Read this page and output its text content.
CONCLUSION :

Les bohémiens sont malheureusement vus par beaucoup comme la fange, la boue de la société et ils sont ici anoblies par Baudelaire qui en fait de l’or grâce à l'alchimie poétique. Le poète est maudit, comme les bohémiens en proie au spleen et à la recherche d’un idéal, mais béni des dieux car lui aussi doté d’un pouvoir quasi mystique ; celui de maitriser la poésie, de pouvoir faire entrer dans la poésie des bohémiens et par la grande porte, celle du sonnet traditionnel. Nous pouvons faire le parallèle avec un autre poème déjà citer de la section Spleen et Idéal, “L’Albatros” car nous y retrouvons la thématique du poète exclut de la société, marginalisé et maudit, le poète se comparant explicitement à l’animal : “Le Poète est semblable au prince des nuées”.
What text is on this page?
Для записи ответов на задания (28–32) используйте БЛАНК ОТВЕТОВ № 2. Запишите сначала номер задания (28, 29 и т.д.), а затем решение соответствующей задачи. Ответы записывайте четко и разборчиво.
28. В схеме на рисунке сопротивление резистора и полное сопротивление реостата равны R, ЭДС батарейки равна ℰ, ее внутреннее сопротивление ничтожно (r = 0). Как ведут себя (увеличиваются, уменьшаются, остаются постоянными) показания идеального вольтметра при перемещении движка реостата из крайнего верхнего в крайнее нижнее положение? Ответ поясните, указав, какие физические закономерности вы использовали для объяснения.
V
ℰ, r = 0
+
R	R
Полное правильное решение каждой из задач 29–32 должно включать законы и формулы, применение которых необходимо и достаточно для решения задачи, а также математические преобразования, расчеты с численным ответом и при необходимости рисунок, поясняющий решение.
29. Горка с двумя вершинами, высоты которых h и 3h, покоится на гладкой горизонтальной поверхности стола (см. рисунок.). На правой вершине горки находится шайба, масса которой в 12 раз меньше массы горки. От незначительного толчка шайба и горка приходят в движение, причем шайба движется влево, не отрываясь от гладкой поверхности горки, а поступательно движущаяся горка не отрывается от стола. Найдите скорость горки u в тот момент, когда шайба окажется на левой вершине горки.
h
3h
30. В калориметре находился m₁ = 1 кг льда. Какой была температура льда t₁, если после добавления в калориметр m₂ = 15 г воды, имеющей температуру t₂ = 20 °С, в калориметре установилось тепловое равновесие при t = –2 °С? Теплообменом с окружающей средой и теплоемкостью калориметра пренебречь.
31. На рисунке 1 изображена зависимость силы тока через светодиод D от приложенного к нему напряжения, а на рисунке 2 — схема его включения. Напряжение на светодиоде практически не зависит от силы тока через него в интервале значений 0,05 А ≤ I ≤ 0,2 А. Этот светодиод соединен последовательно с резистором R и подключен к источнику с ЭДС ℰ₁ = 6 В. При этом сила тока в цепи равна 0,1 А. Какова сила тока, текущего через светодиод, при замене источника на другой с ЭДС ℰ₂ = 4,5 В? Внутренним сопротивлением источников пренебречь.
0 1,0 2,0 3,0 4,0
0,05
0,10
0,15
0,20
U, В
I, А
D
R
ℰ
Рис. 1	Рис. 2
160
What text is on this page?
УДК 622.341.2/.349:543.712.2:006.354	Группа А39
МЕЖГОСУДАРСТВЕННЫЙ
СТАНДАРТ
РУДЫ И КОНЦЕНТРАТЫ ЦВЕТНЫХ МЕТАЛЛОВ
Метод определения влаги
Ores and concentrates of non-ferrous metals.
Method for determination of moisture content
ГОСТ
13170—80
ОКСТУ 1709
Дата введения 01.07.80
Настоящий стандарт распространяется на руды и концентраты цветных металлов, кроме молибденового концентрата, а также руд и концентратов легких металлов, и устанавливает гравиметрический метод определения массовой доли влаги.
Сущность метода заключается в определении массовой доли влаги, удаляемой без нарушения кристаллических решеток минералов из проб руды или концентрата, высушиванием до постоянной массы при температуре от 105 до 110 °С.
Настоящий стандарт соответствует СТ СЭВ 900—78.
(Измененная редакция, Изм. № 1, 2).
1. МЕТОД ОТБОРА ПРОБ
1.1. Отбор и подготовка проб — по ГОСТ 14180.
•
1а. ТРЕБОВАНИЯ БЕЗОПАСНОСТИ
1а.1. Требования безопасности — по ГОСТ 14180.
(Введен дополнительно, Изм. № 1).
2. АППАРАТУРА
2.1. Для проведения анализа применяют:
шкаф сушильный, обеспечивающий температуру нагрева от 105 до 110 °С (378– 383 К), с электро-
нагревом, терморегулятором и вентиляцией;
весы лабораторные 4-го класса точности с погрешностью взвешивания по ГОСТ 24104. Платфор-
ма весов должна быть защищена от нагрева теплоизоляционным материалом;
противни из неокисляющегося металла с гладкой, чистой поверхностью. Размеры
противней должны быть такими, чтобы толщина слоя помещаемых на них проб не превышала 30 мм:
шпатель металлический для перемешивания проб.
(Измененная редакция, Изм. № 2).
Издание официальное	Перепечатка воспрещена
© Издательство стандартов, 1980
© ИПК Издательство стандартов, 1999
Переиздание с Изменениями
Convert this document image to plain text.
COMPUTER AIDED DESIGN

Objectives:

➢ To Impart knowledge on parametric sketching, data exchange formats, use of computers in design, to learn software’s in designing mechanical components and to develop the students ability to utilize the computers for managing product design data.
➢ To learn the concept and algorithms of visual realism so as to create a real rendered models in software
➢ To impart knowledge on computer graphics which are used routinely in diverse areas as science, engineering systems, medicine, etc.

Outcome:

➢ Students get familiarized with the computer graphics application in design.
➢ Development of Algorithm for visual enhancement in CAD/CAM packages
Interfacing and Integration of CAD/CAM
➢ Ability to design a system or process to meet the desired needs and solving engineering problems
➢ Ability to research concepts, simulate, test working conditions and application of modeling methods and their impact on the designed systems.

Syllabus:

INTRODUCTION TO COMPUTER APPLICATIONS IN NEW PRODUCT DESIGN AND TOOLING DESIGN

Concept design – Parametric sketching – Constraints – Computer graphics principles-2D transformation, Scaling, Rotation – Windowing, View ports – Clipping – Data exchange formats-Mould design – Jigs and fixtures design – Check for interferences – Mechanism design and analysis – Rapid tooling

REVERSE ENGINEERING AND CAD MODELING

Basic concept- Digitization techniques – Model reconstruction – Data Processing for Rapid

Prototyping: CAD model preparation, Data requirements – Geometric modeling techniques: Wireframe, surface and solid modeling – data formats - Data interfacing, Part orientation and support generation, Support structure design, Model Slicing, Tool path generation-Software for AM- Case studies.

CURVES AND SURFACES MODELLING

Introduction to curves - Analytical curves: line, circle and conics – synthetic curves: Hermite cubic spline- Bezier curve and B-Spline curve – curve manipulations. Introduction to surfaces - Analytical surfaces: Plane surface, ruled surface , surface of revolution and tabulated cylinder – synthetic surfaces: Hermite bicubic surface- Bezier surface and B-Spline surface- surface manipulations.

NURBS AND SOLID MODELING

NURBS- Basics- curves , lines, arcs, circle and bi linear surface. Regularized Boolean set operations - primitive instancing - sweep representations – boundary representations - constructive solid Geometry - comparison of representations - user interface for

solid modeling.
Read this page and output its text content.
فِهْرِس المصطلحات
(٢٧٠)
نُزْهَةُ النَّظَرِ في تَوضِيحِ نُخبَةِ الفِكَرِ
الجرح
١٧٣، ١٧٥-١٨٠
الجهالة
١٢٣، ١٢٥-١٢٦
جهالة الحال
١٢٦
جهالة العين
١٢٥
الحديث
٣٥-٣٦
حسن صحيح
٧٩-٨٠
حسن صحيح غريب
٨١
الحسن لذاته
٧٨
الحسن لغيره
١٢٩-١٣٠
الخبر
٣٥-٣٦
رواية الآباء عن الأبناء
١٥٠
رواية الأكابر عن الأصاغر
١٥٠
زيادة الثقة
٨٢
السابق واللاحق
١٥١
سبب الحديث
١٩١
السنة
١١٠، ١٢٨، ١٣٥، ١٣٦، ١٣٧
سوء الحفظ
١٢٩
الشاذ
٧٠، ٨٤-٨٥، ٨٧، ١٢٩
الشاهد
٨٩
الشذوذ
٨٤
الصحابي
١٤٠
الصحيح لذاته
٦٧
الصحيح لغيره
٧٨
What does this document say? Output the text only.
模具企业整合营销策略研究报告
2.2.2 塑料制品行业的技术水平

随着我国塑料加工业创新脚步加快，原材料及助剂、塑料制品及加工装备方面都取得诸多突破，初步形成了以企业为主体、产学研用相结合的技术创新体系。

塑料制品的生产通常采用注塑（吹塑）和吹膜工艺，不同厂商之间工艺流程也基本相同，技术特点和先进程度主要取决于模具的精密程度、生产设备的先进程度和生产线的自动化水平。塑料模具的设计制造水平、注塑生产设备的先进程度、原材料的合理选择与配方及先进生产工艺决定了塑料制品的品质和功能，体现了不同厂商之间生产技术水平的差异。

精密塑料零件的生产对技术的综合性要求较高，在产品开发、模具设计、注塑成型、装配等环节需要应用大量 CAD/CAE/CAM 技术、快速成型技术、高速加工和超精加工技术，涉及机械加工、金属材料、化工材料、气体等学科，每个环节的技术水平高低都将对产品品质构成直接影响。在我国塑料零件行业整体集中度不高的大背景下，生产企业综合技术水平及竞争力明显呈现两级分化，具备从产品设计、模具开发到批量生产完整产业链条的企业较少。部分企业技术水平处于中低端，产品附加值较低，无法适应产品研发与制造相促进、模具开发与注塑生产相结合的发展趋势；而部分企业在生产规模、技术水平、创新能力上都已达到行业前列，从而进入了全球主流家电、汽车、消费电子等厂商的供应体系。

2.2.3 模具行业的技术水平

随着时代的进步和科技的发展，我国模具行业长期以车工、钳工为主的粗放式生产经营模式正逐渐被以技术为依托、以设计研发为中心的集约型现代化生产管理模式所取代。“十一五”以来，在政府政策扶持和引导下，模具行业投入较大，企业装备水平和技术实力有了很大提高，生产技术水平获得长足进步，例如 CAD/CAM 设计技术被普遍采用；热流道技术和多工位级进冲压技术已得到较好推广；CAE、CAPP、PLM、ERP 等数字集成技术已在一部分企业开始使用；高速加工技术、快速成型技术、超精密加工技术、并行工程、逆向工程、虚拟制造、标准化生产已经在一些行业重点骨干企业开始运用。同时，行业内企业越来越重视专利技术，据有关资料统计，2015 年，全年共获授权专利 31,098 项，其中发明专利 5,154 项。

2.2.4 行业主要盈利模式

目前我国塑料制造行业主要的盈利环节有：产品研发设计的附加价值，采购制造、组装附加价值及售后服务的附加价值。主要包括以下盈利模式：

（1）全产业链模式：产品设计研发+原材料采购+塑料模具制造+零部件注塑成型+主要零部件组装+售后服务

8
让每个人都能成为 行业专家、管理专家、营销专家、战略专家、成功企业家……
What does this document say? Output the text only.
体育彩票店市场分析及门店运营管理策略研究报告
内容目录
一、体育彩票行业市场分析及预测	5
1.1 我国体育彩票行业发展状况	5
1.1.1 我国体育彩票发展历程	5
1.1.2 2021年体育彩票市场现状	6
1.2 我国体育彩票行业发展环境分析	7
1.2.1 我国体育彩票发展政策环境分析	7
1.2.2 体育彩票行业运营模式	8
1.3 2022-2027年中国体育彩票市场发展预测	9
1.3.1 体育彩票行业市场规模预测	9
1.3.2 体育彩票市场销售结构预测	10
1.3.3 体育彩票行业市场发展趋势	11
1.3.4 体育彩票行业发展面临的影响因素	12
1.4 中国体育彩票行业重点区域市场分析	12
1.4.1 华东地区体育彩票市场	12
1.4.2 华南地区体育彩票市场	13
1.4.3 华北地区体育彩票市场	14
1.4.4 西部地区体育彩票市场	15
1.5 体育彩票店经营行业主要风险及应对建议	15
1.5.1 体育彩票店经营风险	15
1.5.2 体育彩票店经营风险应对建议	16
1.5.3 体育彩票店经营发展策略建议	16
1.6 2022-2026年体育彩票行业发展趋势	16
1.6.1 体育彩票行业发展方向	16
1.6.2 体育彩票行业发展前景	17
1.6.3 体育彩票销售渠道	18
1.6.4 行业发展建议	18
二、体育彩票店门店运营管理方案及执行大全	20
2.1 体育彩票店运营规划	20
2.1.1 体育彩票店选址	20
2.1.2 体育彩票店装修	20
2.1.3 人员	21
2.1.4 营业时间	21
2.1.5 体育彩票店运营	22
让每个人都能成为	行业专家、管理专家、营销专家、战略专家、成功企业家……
....
◆ Task statement ◆
All lines above containing the string "visual" are to be collected.

◆ Task response ◆
➢ To learn the concept and algorithms of visual realism so as to create a real rendered models in software
➢ Development of Algorithm for visual enhancement in CAD/CAM packages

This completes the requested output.